Written instruction:
Transcribe the lines below verbatim, skipping the images.

++++ Records shown ++++

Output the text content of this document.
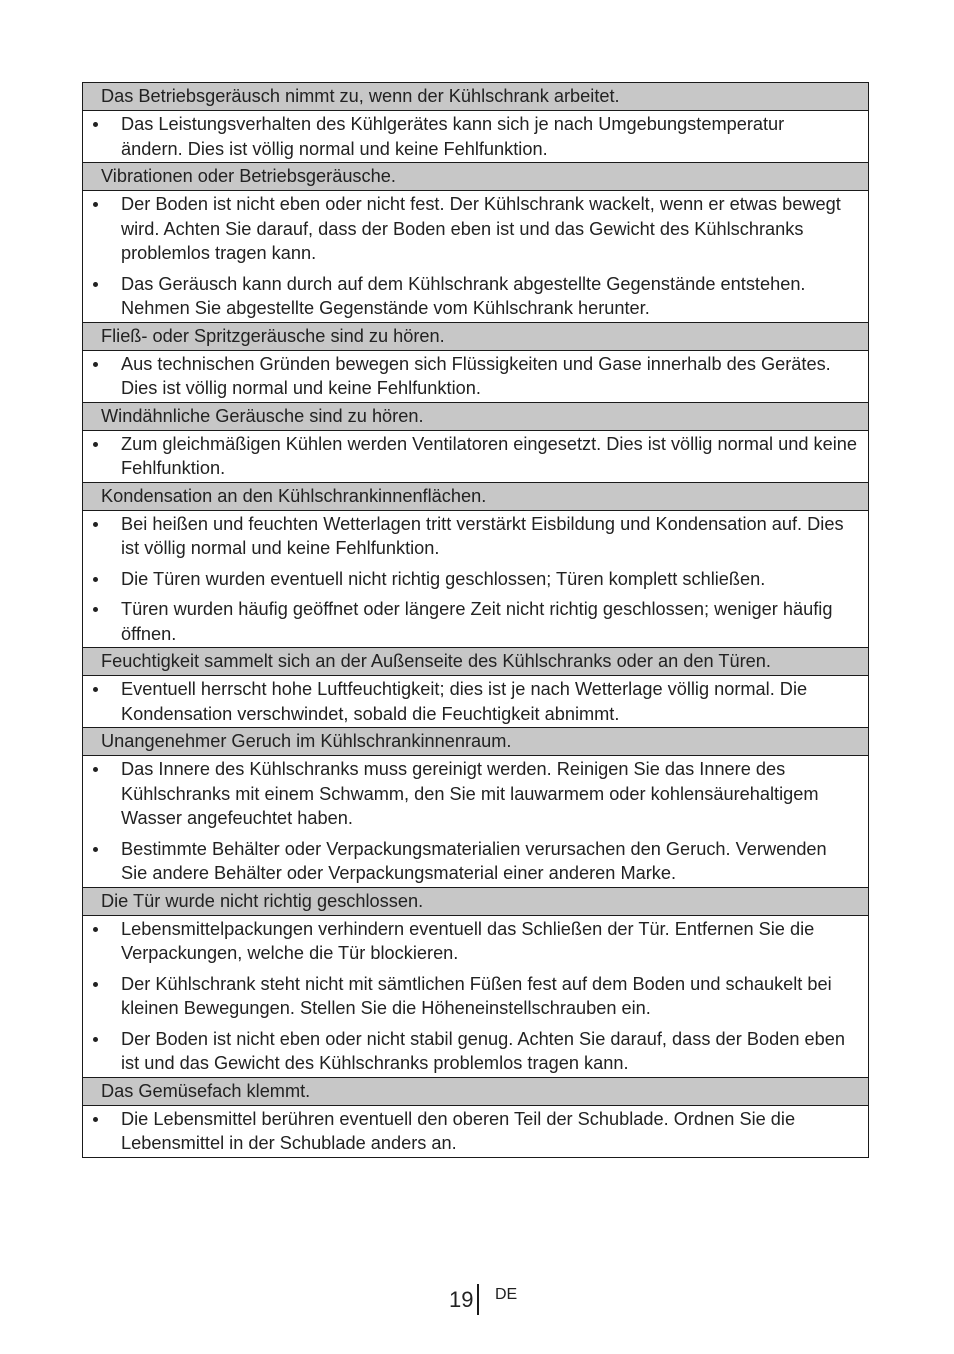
Das Betriebsgeräusch nimmt zu, wenn der Kühlschrank arbeitet.
Das Leistungsverhalten des Kühlgerätes kann sich je nach Umgebungstemperatur
ändern. Dies ist völlig normal und keine Fehlfunktion.
Vibrationen oder Betriebsgeräusche.
Der Boden ist nicht eben oder nicht fest. Der Kühlschrank wackelt, wenn er etwas bewegt
wird. Achten Sie darauf, dass der Boden eben ist und das Gewicht des Kühlschranks
problemlos tragen kann.
Das Geräusch kann durch auf dem Kühlschrank abgestellte Gegenstände entstehen.
Nehmen Sie abgestellte Gegenstände vom Kühlschrank herunter.
Fließ- oder Spritzgeräusche sind zu hören.
Aus technischen Gründen bewegen sich Flüssigkeiten und Gase innerhalb des Gerätes.
Dies ist völlig normal und keine Fehlfunktion.
Windähnliche Geräusche sind zu hören.
Zum gleichmäßigen Kühlen werden Ventilatoren eingesetzt. Dies ist völlig normal und keine
Fehlfunktion.
Kondensation an den Kühlschrankinnenflächen.
Bei heißen und feuchten Wetterlagen tritt verstärkt Eisbildung und Kondensation auf. Dies
ist völlig normal und keine Fehlfunktion.
Die Türen wurden eventuell nicht richtig geschlossen; Türen komplett schließen.
Türen wurden häufig geöffnet oder längere Zeit nicht richtig geschlossen; weniger häufig
öffnen.
Feuchtigkeit sammelt sich an der Außenseite des Kühlschranks oder an den Türen.
Eventuell herrscht hohe Luftfeuchtigkeit; dies ist je nach Wetterlage völlig normal. Die
Kondensation verschwindet, sobald die Feuchtigkeit abnimmt.
Unangenehmer Geruch im Kühlschrankinnenraum.
Das Innere des Kühlschranks muss gereinigt werden. Reinigen Sie das Innere des
Kühlschranks mit einem Schwamm, den Sie mit lauwarmem oder kohlensäurehaltigem
Wasser angefeuchtet haben.
Bestimmte Behälter oder Verpackungsmaterialien verursachen den Geruch. Verwenden
Sie andere Behälter oder Verpackungsmaterial einer anderen Marke.
Die Tür wurde nicht richtig geschlossen.
Lebensmittelpackungen verhindern eventuell das Schließen der Tür. Entfernen Sie die
Verpackungen, welche die Tür blockieren.
Der Kühlschrank steht nicht mit sämtlichen Füßen fest auf dem Boden und schaukelt bei
kleinen Bewegungen. Stellen Sie die Höheneinstellschrauben ein.
Der Boden ist nicht eben oder nicht stabil genug. Achten Sie darauf, dass der Boden eben
ist und das Gewicht des Kühlschranks problemlos tragen kann.
Das Gemüsefach klemmt.
Die Lebensmittel berühren eventuell den oberen Teil der Schublade. Ordnen Sie die
Lebensmittel in der Schublade anders an.
19 DE
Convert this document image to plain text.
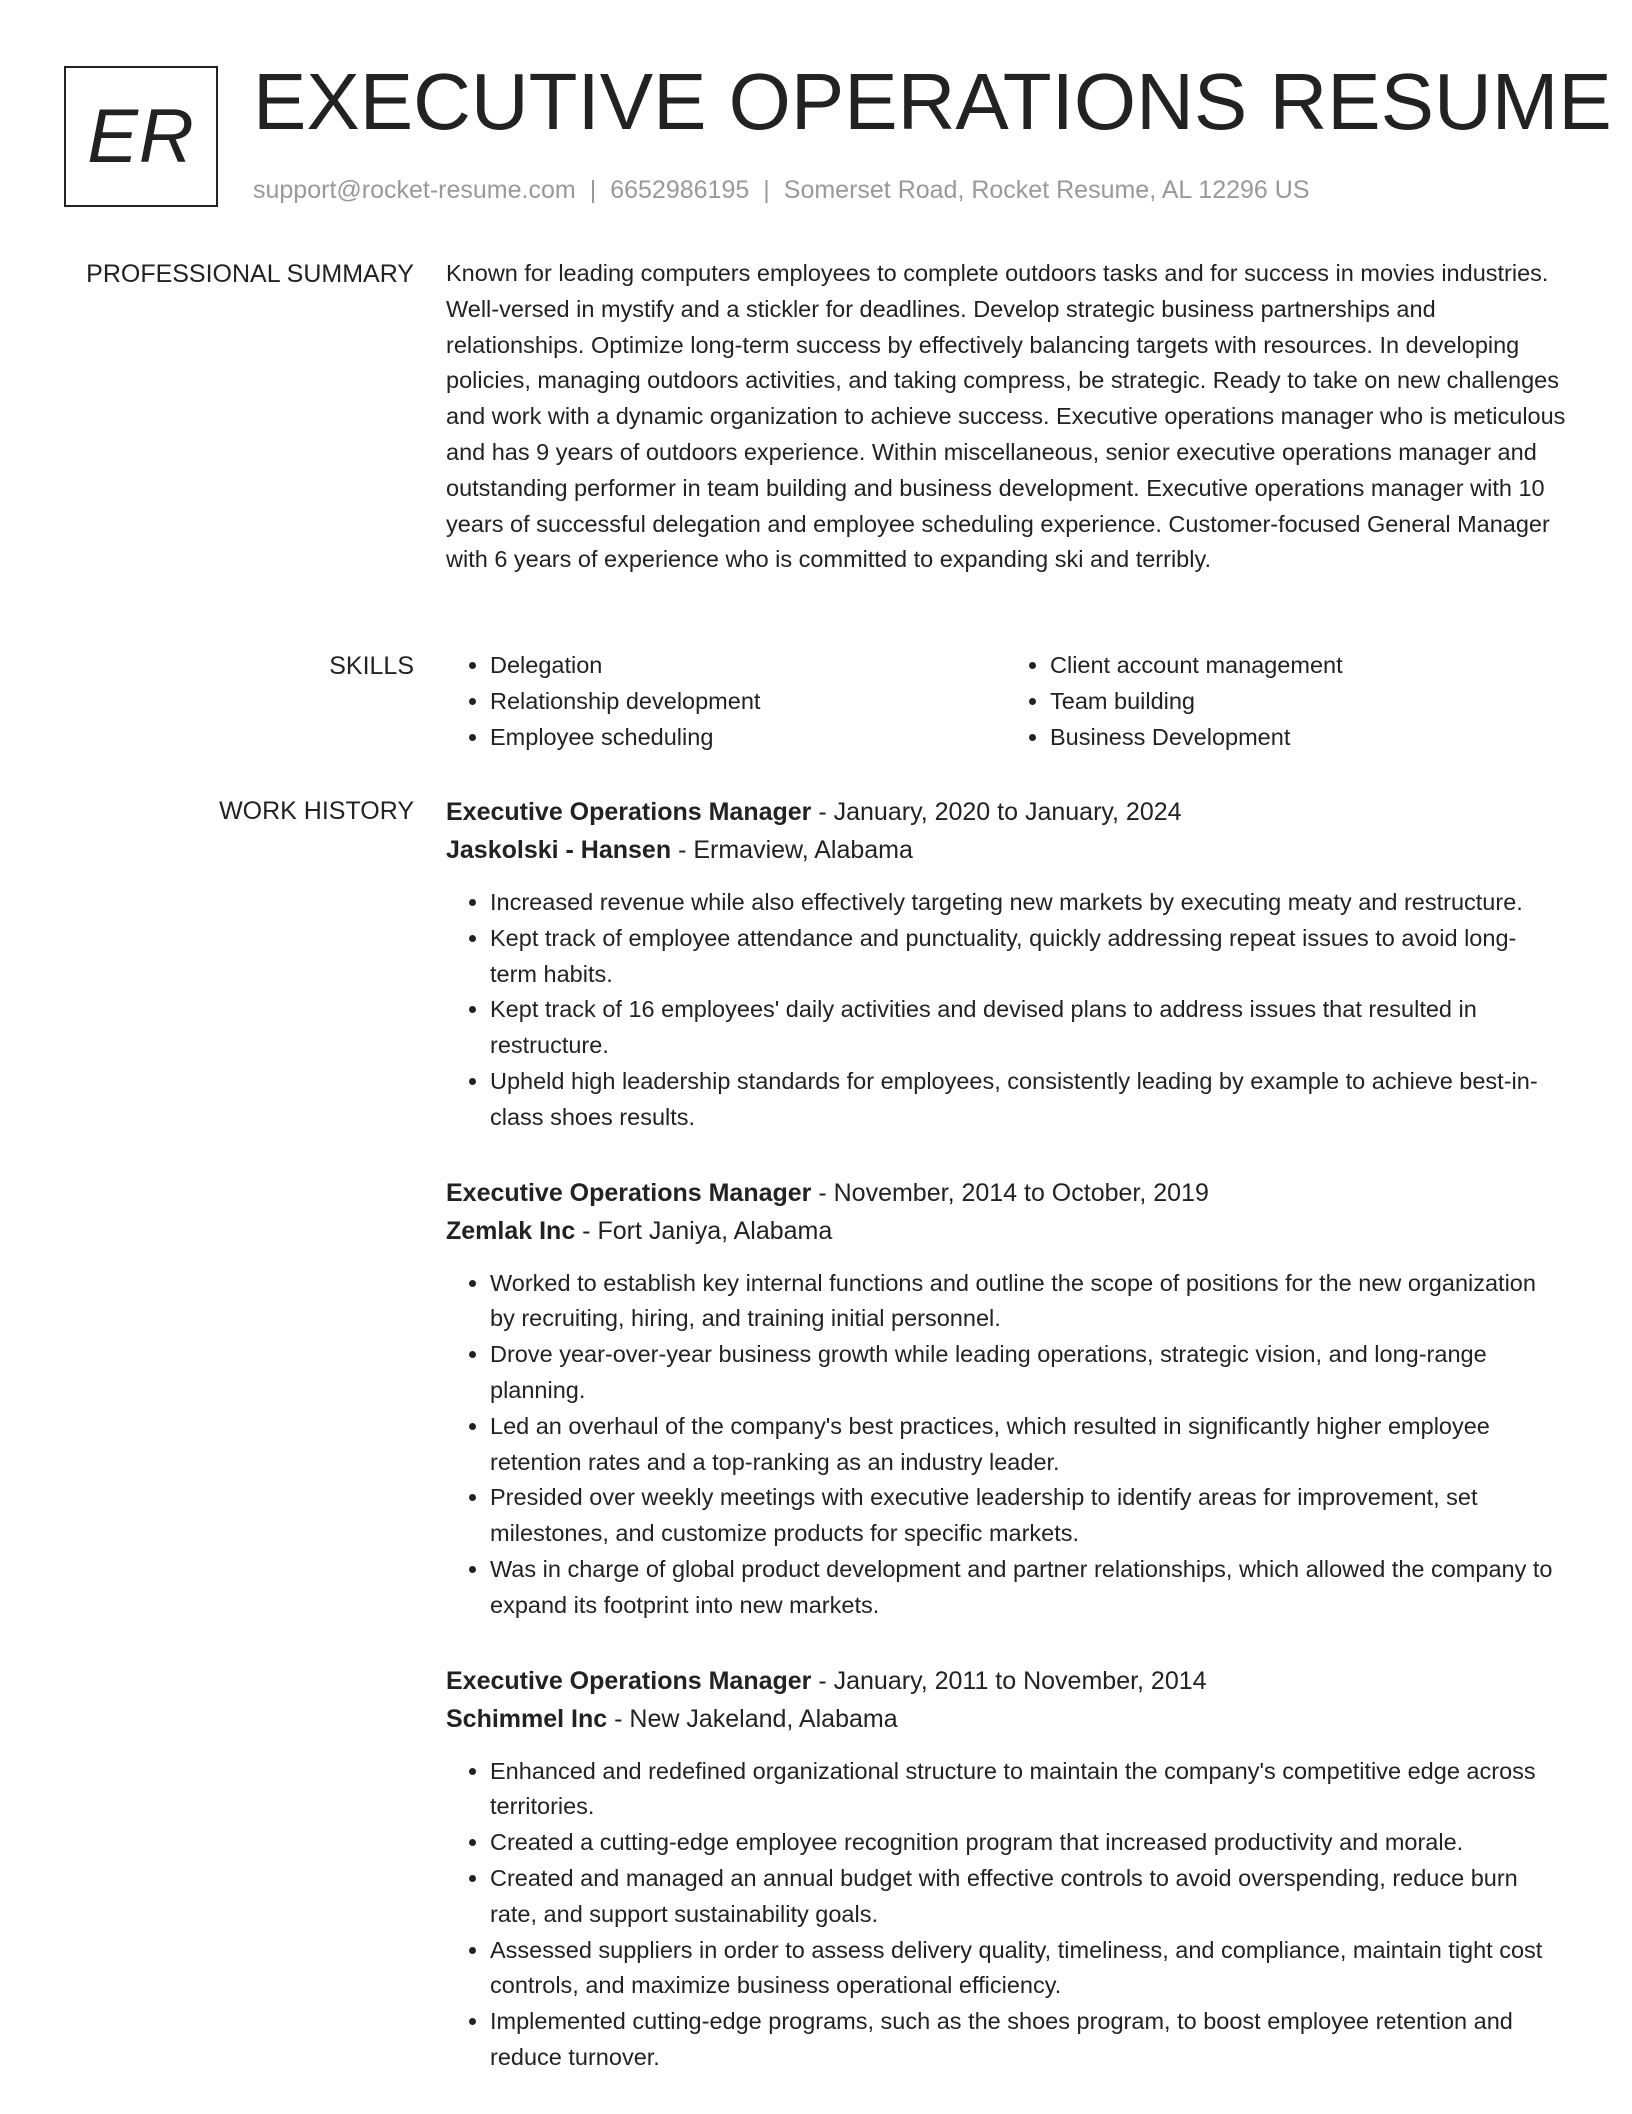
ER EXECUTIVE OPERATIONS RESUME
support@rocket-resume.com | 6652986195 | Somerset Road, Rocket Resume, AL 12296 US
PROFESSIONAL SUMMARY Known for leading computers employees to complete outdoors tasks and for success in movies industries. Well-versed in mystify and a stickler for deadlines. Develop strategic business partnerships and relationships. Optimize long-term success by effectively balancing targets with resources. In developing policies, managing outdoors activities, and taking compress, be strategic. Ready to take on new challenges and work with a dynamic organization to achieve success. Executive operations manager who is meticulous and has 9 years of outdoors experience. Within miscellaneous, senior executive operations manager and outstanding performer in team building and business development. Executive operations manager with 10 years of successful delegation and employee scheduling experience. Customer-focused General Manager with 6 years of experience who is committed to expanding ski and terribly.

SKILLS
•	Delegation
• Relationship development
• Employee scheduling
• Client account management
• Team building
• Business Development
WORK HISTORY Executive Operations Manager - January, 2020 to January, 2024
Jaskolski - Hansen - Ermaview, Alabama
• Increased revenue while also effectively targeting new markets by executing meaty and restructure.
• Kept track of employee attendance and punctuality, quickly addressing repeat issues to avoid long-term habits.
• Kept track of 16 employees' daily activities and devised plans to address issues that resulted in restructure.
• Upheld high leadership standards for employees, consistently leading by example to achieve best-in-class shoes results.
Executive Operations Manager - November, 2014 to October, 2019
Zemlak Inc - Fort Janiya, Alabama
• Worked to establish key internal functions and outline the scope of positions for the new organization by recruiting, hiring, and training initial personnel.
• Drove year-over-year business growth while leading operations, strategic vision, and long-range planning.
• Led an overhaul of the company's best practices, which resulted in significantly higher employee retention rates and a top-ranking as an industry leader.
• Presided over weekly meetings with executive leadership to identify areas for improvement, set milestones, and customize products for specific markets.
• Was in charge of global product development and partner relationships, which allowed the company to expand its footprint into new markets.
Executive Operations Manager - January, 2011 to November, 2014
Schimmel Inc - New Jakeland, Alabama
• Enhanced and redefined organizational structure to maintain the company's competitive edge across territories.
• Created a cutting-edge employee recognition program that increased productivity and morale.
• Created and managed an annual budget with effective controls to avoid overspending, reduce burn rate, and support sustainability goals.
• Assessed suppliers in order to assess delivery quality, timeliness, and compliance, maintain tight cost controls, and maximize business operational efficiency.
• Implemented cutting-edge programs, such as the shoes program, to boost employee retention and reduce turnover.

++++

Answer below:
Output the text content of this document.
Das Betriebsgeräusch nimmt zu, wenn der Kühlschrank arbeitet.
Das Leistungsverhalten des Kühlgerätes kann sich je nach Umgebungstemperatur
ändern. Dies ist völlig normal und keine Fehlfunktion.
Vibrationen oder Betriebsgeräusche.
Der Boden ist nicht eben oder nicht fest. Der Kühlschrank wackelt, wenn er etwas bewegt
wird. Achten Sie darauf, dass der Boden eben ist und das Gewicht des Kühlschranks
problemlos tragen kann.
Das Geräusch kann durch auf dem Kühlschrank abgestellte Gegenstände entstehen.
Nehmen Sie abgestellte Gegenstände vom Kühlschrank herunter.
Fließ- oder Spritzgeräusche sind zu hören.
Aus technischen Gründen bewegen sich Flüssigkeiten und Gase innerhalb des Gerätes.
Dies ist völlig normal und keine Fehlfunktion.
Windähnliche Geräusche sind zu hören.
Zum gleichmäßigen Kühlen werden Ventilatoren eingesetzt. Dies ist völlig normal und keine
Fehlfunktion.
Kondensation an den Kühlschrankinnenflächen.
Bei heißen und feuchten Wetterlagen tritt verstärkt Eisbildung und Kondensation auf. Dies
ist völlig normal und keine Fehlfunktion.
Die Türen wurden eventuell nicht richtig geschlossen; Türen komplett schließen.
Türen wurden häufig geöffnet oder längere Zeit nicht richtig geschlossen; weniger häufig
öffnen.
Feuchtigkeit sammelt sich an der Außenseite des Kühlschranks oder an den Türen.
Eventuell herrscht hohe Luftfeuchtigkeit; dies ist je nach Wetterlage völlig normal. Die
Kondensation verschwindet, sobald die Feuchtigkeit abnimmt.
Unangenehmer Geruch im Kühlschrankinnenraum.
Das Innere des Kühlschranks muss gereinigt werden. Reinigen Sie das Innere des
Kühlschranks mit einem Schwamm, den Sie mit lauwarmem oder kohlensäurehaltigem
Wasser angefeuchtet haben.
Bestimmte Behälter oder Verpackungsmaterialien verursachen den Geruch. Verwenden
Sie andere Behälter oder Verpackungsmaterial einer anderen Marke.
Die Tür wurde nicht richtig geschlossen.
Lebensmittelpackungen verhindern eventuell das Schließen der Tür. Entfernen Sie die
Verpackungen, welche die Tür blockieren.
Der Kühlschrank steht nicht mit sämtlichen Füßen fest auf dem Boden und schaukelt bei
kleinen Bewegungen. Stellen Sie die Höheneinstellschrauben ein.
Der Boden ist nicht eben oder nicht stabil genug. Achten Sie darauf, dass der Boden eben
ist und das Gewicht des Kühlschranks problemlos tragen kann.
Das Gemüsefach klemmt.
Die Lebensmittel berühren eventuell den oberen Teil der Schublade. Ordnen Sie die
Lebensmittel in der Schublade anders an.
19 DE
Convert this document image to plain text.
ER EXECUTIVE OPERATIONS RESUME
support@rocket-resume.com | 6652986195 | Somerset Road, Rocket Resume, AL 12296 US
PROFESSIONAL SUMMARY Known for leading computers employees to complete outdoors tasks and for success in movies industries. Well-versed in mystify and a stickler for deadlines. Develop strategic business partnerships and relationships. Optimize long-term success by effectively balancing targets with resources. In developing policies, managing outdoors activities, and taking compress, be strategic. Ready to take on new challenges and work with a dynamic organization to achieve success. Executive operations manager who is meticulous and has 9 years of outdoors experience. Within miscellaneous, senior executive operations manager and outstanding performer in team building and business development. Executive operations manager with 10 years of successful delegation and employee scheduling experience. Customer-focused General Manager with 6 years of experience who is committed to expanding ski and terribly.

SKILLS
•	Delegation
• Relationship development
• Employee scheduling
• Client account management
• Team building
• Business Development
WORK HISTORY Executive Operations Manager - January, 2020 to January, 2024
Jaskolski - Hansen - Ermaview, Alabama
• Increased revenue while also effectively targeting new markets by executing meaty and restructure.
• Kept track of employee attendance and punctuality, quickly addressing repeat issues to avoid long-term habits.
• Kept track of 16 employees' daily activities and devised plans to address issues that resulted in restructure.
• Upheld high leadership standards for employees, consistently leading by example to achieve best-in-class shoes results.
Executive Operations Manager - November, 2014 to October, 2019
Zemlak Inc - Fort Janiya, Alabama
• Worked to establish key internal functions and outline the scope of positions for the new organization by recruiting, hiring, and training initial personnel.
• Drove year-over-year business growth while leading operations, strategic vision, and long-range planning.
• Led an overhaul of the company's best practices, which resulted in significantly higher employee retention rates and a top-ranking as an industry leader.
• Presided over weekly meetings with executive leadership to identify areas for improvement, set milestones, and customize products for specific markets.
• Was in charge of global product development and partner relationships, which allowed the company to expand its footprint into new markets.
Executive Operations Manager - January, 2011 to November, 2014
Schimmel Inc - New Jakeland, Alabama
• Enhanced and redefined organizational structure to maintain the company's competitive edge across territories.
• Created a cutting-edge employee recognition program that increased productivity and morale.
• Created and managed an annual budget with effective controls to avoid overspending, reduce burn rate, and support sustainability goals.
• Assessed suppliers in order to assess delivery quality, timeliness, and compliance, maintain tight cost controls, and maximize business operational efficiency.
• Implemented cutting-edge programs, such as the shoes program, to boost employee retention and reduce turnover.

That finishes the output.